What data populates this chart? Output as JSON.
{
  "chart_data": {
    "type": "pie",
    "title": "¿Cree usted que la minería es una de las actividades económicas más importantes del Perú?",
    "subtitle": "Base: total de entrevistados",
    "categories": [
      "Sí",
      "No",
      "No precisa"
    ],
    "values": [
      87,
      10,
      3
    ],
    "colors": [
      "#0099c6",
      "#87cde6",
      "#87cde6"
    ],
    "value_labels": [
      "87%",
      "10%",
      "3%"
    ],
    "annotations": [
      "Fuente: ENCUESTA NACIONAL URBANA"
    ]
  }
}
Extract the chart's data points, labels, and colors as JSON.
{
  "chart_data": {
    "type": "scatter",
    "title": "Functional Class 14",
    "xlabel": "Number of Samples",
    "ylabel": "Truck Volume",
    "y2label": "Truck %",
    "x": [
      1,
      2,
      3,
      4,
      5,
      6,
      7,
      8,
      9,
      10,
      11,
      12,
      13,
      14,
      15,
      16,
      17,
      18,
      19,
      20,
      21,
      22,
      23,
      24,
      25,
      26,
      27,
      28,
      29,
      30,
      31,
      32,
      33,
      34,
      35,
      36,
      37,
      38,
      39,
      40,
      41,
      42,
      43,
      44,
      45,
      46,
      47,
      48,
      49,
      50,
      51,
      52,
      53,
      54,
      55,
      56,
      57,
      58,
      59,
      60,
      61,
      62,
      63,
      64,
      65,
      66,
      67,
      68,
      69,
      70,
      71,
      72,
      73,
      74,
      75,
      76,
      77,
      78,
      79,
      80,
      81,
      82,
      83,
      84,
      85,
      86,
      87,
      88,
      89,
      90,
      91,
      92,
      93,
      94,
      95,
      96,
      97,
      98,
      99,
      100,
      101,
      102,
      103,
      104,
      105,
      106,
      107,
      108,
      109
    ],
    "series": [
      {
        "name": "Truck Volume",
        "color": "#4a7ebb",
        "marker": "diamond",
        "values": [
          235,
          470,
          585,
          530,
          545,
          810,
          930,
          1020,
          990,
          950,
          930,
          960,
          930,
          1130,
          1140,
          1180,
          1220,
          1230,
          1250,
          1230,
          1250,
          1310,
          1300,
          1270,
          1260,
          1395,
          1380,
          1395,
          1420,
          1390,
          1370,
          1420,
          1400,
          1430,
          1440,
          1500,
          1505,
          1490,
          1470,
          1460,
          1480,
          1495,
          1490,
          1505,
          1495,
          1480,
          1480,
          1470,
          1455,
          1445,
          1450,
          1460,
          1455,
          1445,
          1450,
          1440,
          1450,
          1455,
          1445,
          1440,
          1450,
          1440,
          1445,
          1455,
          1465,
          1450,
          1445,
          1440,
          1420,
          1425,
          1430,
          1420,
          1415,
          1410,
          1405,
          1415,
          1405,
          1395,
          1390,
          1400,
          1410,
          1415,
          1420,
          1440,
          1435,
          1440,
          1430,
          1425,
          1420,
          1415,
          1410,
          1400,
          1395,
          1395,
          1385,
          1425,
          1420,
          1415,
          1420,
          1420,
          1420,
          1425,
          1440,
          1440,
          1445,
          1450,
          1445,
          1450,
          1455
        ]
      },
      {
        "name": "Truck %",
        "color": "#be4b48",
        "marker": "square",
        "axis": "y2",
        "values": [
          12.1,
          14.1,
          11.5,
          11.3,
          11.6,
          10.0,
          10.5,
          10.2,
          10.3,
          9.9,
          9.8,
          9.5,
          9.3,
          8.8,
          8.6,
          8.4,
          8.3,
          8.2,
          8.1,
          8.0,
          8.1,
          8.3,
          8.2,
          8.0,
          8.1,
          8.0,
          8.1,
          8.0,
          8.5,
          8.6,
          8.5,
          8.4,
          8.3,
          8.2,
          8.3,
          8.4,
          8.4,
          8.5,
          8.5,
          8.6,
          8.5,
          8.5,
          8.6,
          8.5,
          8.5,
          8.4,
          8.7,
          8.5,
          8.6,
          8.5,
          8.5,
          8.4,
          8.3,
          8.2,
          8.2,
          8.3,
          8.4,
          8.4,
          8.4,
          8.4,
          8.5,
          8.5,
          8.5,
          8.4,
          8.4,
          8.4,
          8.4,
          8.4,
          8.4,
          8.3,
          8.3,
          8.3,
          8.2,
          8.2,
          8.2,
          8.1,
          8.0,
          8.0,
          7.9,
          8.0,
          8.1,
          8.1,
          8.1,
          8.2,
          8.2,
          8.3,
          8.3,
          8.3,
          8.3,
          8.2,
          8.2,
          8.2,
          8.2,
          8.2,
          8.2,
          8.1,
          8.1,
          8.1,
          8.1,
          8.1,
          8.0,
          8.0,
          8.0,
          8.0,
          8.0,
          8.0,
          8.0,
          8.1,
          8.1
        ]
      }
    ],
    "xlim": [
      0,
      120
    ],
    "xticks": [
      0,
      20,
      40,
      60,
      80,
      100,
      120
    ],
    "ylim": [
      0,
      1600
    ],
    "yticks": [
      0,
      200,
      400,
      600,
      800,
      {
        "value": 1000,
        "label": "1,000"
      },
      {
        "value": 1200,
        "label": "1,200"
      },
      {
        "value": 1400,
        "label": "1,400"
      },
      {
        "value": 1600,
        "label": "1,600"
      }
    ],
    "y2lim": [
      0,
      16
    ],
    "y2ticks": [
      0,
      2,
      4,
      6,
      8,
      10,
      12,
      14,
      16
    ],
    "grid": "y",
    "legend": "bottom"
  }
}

|---|

_Description of the task_
Reproduce the data in its entirety, matching each character.

_Final answer_
What data populates this chart? Output as JSON.
{
  "chart_data": {
    "type": "pie",
    "title": "¿Cree usted que la minería es una de las actividades económicas más importantes del Perú?",
    "subtitle": "Base: total de entrevistados",
    "categories": [
      "Sí",
      "No",
      "No precisa"
    ],
    "values": [
      87,
      10,
      3
    ],
    "colors": [
      "#0099c6",
      "#87cde6",
      "#87cde6"
    ],
    "value_labels": [
      "87%",
      "10%",
      "3%"
    ],
    "annotations": [
      "Fuente: ENCUESTA NACIONAL URBANA"
    ]
  }
}
Extract the chart's data points, labels, and colors as JSON.
{
  "chart_data": {
    "type": "scatter",
    "title": "Functional Class 14",
    "xlabel": "Number of Samples",
    "ylabel": "Truck Volume",
    "y2label": "Truck %",
    "x": [
      1,
      2,
      3,
      4,
      5,
      6,
      7,
      8,
      9,
      10,
      11,
      12,
      13,
      14,
      15,
      16,
      17,
      18,
      19,
      20,
      21,
      22,
      23,
      24,
      25,
      26,
      27,
      28,
      29,
      30,
      31,
      32,
      33,
      34,
      35,
      36,
      37,
      38,
      39,
      40,
      41,
      42,
      43,
      44,
      45,
      46,
      47,
      48,
      49,
      50,
      51,
      52,
      53,
      54,
      55,
      56,
      57,
      58,
      59,
      60,
      61,
      62,
      63,
      64,
      65,
      66,
      67,
      68,
      69,
      70,
      71,
      72,
      73,
      74,
      75,
      76,
      77,
      78,
      79,
      80,
      81,
      82,
      83,
      84,
      85,
      86,
      87,
      88,
      89,
      90,
      91,
      92,
      93,
      94,
      95,
      96,
      97,
      98,
      99,
      100,
      101,
      102,
      103,
      104,
      105,
      106,
      107,
      108,
      109
    ],
    "series": [
      {
        "name": "Truck Volume",
        "color": "#4a7ebb",
        "marker": "diamond",
        "values": [
          235,
          470,
          585,
          530,
          545,
          810,
          930,
          1020,
          990,
          950,
          930,
          960,
          930,
          1130,
          1140,
          1180,
          1220,
          1230,
          1250,
          1230,
          1250,
          1310,
          1300,
          1270,
          1260,
          1395,
          1380,
          1395,
          1420,
          1390,
          1370,
          1420,
          1400,
          1430,
          1440,
          1500,
          1505,
          1490,
          1470,
          1460,
          1480,
          1495,
          1490,
          1505,
          1495,
          1480,
          1480,
          1470,
          1455,
          1445,
          1450,
          1460,
          1455,
          1445,
          1450,
          1440,
          1450,
          1455,
          1445,
          1440,
          1450,
          1440,
          1445,
          1455,
          1465,
          1450,
          1445,
          1440,
          1420,
          1425,
          1430,
          1420,
          1415,
          1410,
          1405,
          1415,
          1405,
          1395,
          1390,
          1400,
          1410,
          1415,
          1420,
          1440,
          1435,
          1440,
          1430,
          1425,
          1420,
          1415,
          1410,
          1400,
          1395,
          1395,
          1385,
          1425,
          1420,
          1415,
          1420,
          1420,
          1420,
          1425,
          1440,
          1440,
          1445,
          1450,
          1445,
          1450,
          1455
        ]
      },
      {
        "name": "Truck %",
        "color": "#be4b48",
        "marker": "square",
        "axis": "y2",
        "values": [
          12.1,
          14.1,
          11.5,
          11.3,
          11.6,
          10.0,
          10.5,
          10.2,
          10.3,
          9.9,
          9.8,
          9.5,
          9.3,
          8.8,
          8.6,
          8.4,
          8.3,
          8.2,
          8.1,
          8.0,
          8.1,
          8.3,
          8.2,
          8.0,
          8.1,
          8.0,
          8.1,
          8.0,
          8.5,
          8.6,
          8.5,
          8.4,
          8.3,
          8.2,
          8.3,
          8.4,
          8.4,
          8.5,
          8.5,
          8.6,
          8.5,
          8.5,
          8.6,
          8.5,
          8.5,
          8.4,
          8.7,
          8.5,
          8.6,
          8.5,
          8.5,
          8.4,
          8.3,
          8.2,
          8.2,
          8.3,
          8.4,
          8.4,
          8.4,
          8.4,
          8.5,
          8.5,
          8.5,
          8.4,
          8.4,
          8.4,
          8.4,
          8.4,
          8.4,
          8.3,
          8.3,
          8.3,
          8.2,
          8.2,
          8.2,
          8.1,
          8.0,
          8.0,
          7.9,
          8.0,
          8.1,
          8.1,
          8.1,
          8.2,
          8.2,
          8.3,
          8.3,
          8.3,
          8.3,
          8.2,
          8.2,
          8.2,
          8.2,
          8.2,
          8.2,
          8.1,
          8.1,
          8.1,
          8.1,
          8.1,
          8.0,
          8.0,
          8.0,
          8.0,
          8.0,
          8.0,
          8.0,
          8.1,
          8.1
        ]
      }
    ],
    "xlim": [
      0,
      120
    ],
    "xticks": [
      0,
      20,
      40,
      60,
      80,
      100,
      120
    ],
    "ylim": [
      0,
      1600
    ],
    "yticks": [
      0,
      200,
      400,
      600,
      800,
      {
        "value": 1000,
        "label": "1,000"
      },
      {
        "value": 1200,
        "label": "1,200"
      },
      {
        "value": 1400,
        "label": "1,400"
      },
      {
        "value": 1600,
        "label": "1,600"
      }
    ],
    "y2lim": [
      0,
      16
    ],
    "y2ticks": [
      0,
      2,
      4,
      6,
      8,
      10,
      12,
      14,
      16
    ],
    "grid": "y",
    "legend": "bottom"
  }
}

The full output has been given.